## Your task
What follows is a set of records; repeat all of them exactly.

## Records to use
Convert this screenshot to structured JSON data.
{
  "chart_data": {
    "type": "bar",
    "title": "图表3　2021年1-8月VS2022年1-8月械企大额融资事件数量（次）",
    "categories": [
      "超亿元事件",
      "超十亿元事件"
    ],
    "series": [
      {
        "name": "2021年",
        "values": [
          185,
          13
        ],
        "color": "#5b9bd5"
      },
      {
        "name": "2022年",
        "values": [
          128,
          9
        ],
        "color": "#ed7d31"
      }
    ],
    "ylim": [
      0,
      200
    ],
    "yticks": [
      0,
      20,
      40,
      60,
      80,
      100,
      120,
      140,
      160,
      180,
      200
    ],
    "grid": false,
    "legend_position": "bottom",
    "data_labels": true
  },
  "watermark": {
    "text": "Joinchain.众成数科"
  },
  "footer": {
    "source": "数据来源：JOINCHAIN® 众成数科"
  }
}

## Exercise result
Convert this screenshot to structured JSON data.
{
  "chart_data": {
    "type": "bar",
    "title": "图表3　2021年1-8月VS2022年1-8月械企大额融资事件数量（次）",
    "categories": [
      "超亿元事件",
      "超十亿元事件"
    ],
    "series": [
      {
        "name": "2021年",
        "values": [
          185,
          13
        ],
        "color": "#5b9bd5"
      },
      {
        "name": "2022年",
        "values": [
          128,
          9
        ],
        "color": "#ed7d31"
      }
    ],
    "ylim": [
      0,
      200
    ],
    "yticks": [
      0,
      20,
      40,
      60,
      80,
      100,
      120,
      140,
      160,
      180,
      200
    ],
    "grid": false,
    "legend_position": "bottom",
    "data_labels": true
  },
  "watermark": {
    "text": "Joinchain.众成数科"
  },
  "footer": {
    "source": "数据来源：JOINCHAIN® 众成数科"
  }
}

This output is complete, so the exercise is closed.